• [WHAT IS ASKED]
Write out every record in full, exactly as written, please.

Dataset entries:
-- START --

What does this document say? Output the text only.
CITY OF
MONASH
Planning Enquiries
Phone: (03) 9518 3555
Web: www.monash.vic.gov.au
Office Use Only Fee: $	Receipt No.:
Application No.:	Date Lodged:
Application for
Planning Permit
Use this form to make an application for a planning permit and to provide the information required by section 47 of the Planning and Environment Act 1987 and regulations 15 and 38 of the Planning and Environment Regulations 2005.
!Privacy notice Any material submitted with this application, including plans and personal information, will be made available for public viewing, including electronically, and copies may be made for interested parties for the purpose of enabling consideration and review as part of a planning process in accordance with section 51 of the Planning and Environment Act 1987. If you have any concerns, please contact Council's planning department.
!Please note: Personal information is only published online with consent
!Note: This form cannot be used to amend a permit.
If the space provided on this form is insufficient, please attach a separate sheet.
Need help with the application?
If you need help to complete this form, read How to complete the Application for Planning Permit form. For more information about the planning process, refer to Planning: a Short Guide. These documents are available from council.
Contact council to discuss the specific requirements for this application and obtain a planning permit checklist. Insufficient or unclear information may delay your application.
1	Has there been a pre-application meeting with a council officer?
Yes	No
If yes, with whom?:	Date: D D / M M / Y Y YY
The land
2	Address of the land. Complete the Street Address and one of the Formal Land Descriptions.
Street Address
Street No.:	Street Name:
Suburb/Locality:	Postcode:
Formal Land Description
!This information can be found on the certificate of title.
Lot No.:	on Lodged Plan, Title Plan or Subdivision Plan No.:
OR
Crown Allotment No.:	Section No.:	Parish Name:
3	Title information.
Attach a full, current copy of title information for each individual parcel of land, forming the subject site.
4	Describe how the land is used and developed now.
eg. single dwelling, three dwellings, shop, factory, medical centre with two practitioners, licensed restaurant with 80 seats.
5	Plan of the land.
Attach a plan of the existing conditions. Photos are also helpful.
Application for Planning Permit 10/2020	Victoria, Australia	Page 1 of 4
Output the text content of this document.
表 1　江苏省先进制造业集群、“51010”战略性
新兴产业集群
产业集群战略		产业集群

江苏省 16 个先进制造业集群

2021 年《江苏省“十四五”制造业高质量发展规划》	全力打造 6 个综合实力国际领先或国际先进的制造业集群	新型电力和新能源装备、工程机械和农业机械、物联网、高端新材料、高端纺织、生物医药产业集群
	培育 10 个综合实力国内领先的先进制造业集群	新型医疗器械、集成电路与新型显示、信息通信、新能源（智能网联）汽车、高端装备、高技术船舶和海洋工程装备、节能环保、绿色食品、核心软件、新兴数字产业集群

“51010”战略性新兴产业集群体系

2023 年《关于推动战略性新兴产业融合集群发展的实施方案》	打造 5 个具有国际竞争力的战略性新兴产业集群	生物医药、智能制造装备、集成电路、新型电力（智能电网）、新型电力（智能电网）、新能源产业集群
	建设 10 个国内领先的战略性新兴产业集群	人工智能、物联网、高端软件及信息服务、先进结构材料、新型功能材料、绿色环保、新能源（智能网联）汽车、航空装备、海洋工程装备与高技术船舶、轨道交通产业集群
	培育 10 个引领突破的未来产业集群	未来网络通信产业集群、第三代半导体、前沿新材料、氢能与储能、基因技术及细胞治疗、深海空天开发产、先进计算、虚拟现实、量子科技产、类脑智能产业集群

-- END --

• [TASK RESPONSE]
What does this document say? Output the text only.
CITY OF
MONASH
Planning Enquiries
Phone: (03) 9518 3555
Web: www.monash.vic.gov.au
Office Use Only Fee: $	Receipt No.:
Application No.:	Date Lodged:
Application for
Planning Permit
Use this form to make an application for a planning permit and to provide the information required by section 47 of the Planning and Environment Act 1987 and regulations 15 and 38 of the Planning and Environment Regulations 2005.
!Privacy notice Any material submitted with this application, including plans and personal information, will be made available for public viewing, including electronically, and copies may be made for interested parties for the purpose of enabling consideration and review as part of a planning process in accordance with section 51 of the Planning and Environment Act 1987. If you have any concerns, please contact Council's planning department.
!Please note: Personal information is only published online with consent
!Note: This form cannot be used to amend a permit.
If the space provided on this form is insufficient, please attach a separate sheet.
Need help with the application?
If you need help to complete this form, read How to complete the Application for Planning Permit form. For more information about the planning process, refer to Planning: a Short Guide. These documents are available from council.
Contact council to discuss the specific requirements for this application and obtain a planning permit checklist. Insufficient or unclear information may delay your application.
1	Has there been a pre-application meeting with a council officer?
Yes	No
If yes, with whom?:	Date: D D / M M / Y Y YY
The land
2	Address of the land. Complete the Street Address and one of the Formal Land Descriptions.
Street Address
Street No.:	Street Name:
Suburb/Locality:	Postcode:
Formal Land Description
!This information can be found on the certificate of title.
Lot No.:	on Lodged Plan, Title Plan or Subdivision Plan No.:
OR
Crown Allotment No.:	Section No.:	Parish Name:
3	Title information.
Attach a full, current copy of title information for each individual parcel of land, forming the subject site.
4	Describe how the land is used and developed now.
eg. single dwelling, three dwellings, shop, factory, medical centre with two practitioners, licensed restaurant with 80 seats.
5	Plan of the land.
Attach a plan of the existing conditions. Photos are also helpful.
Application for Planning Permit 10/2020	Victoria, Australia	Page 1 of 4
Output the text content of this document.
表 1　江苏省先进制造业集群、“51010”战略性
新兴产业集群
产业集群战略		产业集群

江苏省 16 个先进制造业集群

2021 年《江苏省“十四五”制造业高质量发展规划》	全力打造 6 个综合实力国际领先或国际先进的制造业集群	新型电力和新能源装备、工程机械和农业机械、物联网、高端新材料、高端纺织、生物医药产业集群
	培育 10 个综合实力国内领先的先进制造业集群	新型医疗器械、集成电路与新型显示、信息通信、新能源（智能网联）汽车、高端装备、高技术船舶和海洋工程装备、节能环保、绿色食品、核心软件、新兴数字产业集群

“51010”战略性新兴产业集群体系

2023 年《关于推动战略性新兴产业融合集群发展的实施方案》	打造 5 个具有国际竞争力的战略性新兴产业集群	生物医药、智能制造装备、集成电路、新型电力（智能电网）、新型电力（智能电网）、新能源产业集群
	建设 10 个国内领先的战略性新兴产业集群	人工智能、物联网、高端软件及信息服务、先进结构材料、新型功能材料、绿色环保、新能源（智能网联）汽车、航空装备、海洋工程装备与高技术船舶、轨道交通产业集群
	培育 10 个引领突破的未来产业集群	未来网络通信产业集群、第三代半导体、前沿新材料、氢能与储能、基因技术及细胞治疗、深海空天开发产、先进计算、虚拟现实、量子科技产、类脑智能产业集群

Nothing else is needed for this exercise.